The queries which are injected into DarkStar™ by client applications are instructions for the Event Processing Engine written in Event Processing Language (EPL).  These instructions allow client applications to filter and mine data for specific patterns without having to write complex code to do it.  Queries allow clients to specify which Event Stream or Streams they are interested in, filtering out any unnecessary noise, as well as allowing client applications to perform operations on the events they are interested in, such as aggregation and event comparison.  Queries are broadcast to all nodes in the cluster using RabbitMQ for the transmission protocol.  In addition to handling new queries from client applications DarkStar™ also supports the notion of “Named Queries”, whereby a Query created at a given time may be referenced by other queries, allowing the stacking of queries for complex data mining.


Figure 3: Event Processing Engine


Data Persistence Layer

DarkStar™ persists all new events which enter the system provided that those events have a corresponding table defined in the Cassandra database.  On startup DarkStar™ attempts to get a connection to the Cassandra database specified in the DarkStar™ configuration file.  DarkStar™ maintains a background thread which will continue to attempt to connect to Cassandra if it cannot connect right away.  Once an event enters the cluster DarkStar™ then writes that event to the corresponding event table in Cassandra.  The DarkStar™ platform may be modified to use a different tool for persistence via the use of a persistence interface that uses a common agreement for writing data to different implementations if so desired.

■ What to produce:
Output the part of the DarkStar text between "Figure 3: Event" and "if so desired.", inclusive, with its wording unchanged. The lines after this are separate material and are unrelated to the DarkStar text.

[Dataset items]
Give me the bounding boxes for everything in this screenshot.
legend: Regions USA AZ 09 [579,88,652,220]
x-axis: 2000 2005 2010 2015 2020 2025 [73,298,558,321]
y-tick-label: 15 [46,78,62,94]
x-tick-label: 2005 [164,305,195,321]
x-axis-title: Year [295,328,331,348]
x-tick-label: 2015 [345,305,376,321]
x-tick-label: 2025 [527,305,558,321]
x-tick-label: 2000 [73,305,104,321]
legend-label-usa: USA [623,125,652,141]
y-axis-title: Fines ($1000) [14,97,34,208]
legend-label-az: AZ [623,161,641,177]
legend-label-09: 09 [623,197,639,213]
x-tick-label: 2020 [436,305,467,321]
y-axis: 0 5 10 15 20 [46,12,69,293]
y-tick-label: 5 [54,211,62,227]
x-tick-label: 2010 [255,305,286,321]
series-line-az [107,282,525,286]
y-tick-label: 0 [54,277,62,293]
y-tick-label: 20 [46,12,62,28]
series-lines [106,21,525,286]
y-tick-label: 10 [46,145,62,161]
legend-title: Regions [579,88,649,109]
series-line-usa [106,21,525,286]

■ Output below:
Figure 3: Event Processing Engine


Data Persistence Layer

DarkStar™ persists all new events which enter the system provided that those events have a corresponding table defined in the Cassandra database.  On startup DarkStar™ attempts to get a connection to the Cassandra database specified in the DarkStar™ configuration file.  DarkStar™ maintains a background thread which will continue to attempt to connect to Cassandra if it cannot connect right away.  Once an event enters the cluster DarkStar™ then writes that event to the corresponding event table in Cassandra.  The DarkStar™ platform may be modified to use a different tool for persistence via the use of a persistence interface that uses a common agreement for writing data to different implementations if so desired.